Extracted data entries:

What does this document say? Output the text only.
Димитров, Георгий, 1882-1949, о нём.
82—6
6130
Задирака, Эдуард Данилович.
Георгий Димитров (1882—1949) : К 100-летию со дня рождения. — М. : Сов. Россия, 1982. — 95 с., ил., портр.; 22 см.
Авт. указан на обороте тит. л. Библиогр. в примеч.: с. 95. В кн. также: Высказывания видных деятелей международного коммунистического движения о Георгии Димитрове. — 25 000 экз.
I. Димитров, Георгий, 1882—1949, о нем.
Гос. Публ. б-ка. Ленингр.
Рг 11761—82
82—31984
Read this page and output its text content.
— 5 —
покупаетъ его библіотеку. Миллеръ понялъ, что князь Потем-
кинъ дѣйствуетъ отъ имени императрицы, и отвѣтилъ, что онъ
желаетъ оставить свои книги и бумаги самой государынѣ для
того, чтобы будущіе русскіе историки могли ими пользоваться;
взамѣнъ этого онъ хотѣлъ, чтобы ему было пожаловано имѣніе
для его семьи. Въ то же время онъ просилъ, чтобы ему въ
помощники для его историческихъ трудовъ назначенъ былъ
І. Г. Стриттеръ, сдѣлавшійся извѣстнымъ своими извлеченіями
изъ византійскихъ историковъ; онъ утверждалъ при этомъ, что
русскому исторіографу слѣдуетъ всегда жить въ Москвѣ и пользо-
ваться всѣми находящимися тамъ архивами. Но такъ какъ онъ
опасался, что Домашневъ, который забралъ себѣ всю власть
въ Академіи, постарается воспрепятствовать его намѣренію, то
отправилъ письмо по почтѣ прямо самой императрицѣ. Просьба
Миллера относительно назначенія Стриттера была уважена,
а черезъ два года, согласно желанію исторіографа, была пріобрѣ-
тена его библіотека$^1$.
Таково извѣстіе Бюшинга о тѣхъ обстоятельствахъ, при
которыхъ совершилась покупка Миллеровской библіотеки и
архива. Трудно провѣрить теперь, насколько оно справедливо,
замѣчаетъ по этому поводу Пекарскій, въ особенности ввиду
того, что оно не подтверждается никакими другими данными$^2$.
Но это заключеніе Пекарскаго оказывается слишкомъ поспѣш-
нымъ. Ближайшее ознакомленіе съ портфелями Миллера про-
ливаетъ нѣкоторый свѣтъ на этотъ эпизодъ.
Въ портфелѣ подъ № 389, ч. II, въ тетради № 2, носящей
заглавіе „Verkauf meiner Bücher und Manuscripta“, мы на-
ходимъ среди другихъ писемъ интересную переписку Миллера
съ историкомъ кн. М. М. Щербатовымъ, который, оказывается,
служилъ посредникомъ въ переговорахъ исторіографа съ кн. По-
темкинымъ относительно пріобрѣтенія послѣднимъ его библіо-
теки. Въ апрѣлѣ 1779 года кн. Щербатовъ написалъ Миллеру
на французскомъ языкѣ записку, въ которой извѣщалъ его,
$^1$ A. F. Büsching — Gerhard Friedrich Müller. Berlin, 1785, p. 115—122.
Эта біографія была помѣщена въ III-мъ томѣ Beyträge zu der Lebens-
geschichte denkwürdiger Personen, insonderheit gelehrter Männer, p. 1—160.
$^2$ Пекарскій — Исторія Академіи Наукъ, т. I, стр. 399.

STATED PROBLEM: Show each line of the listing that holds the string "text".

RIGHT ANSWER:
What does this document say? Output the text only.
Read this page and output its text content.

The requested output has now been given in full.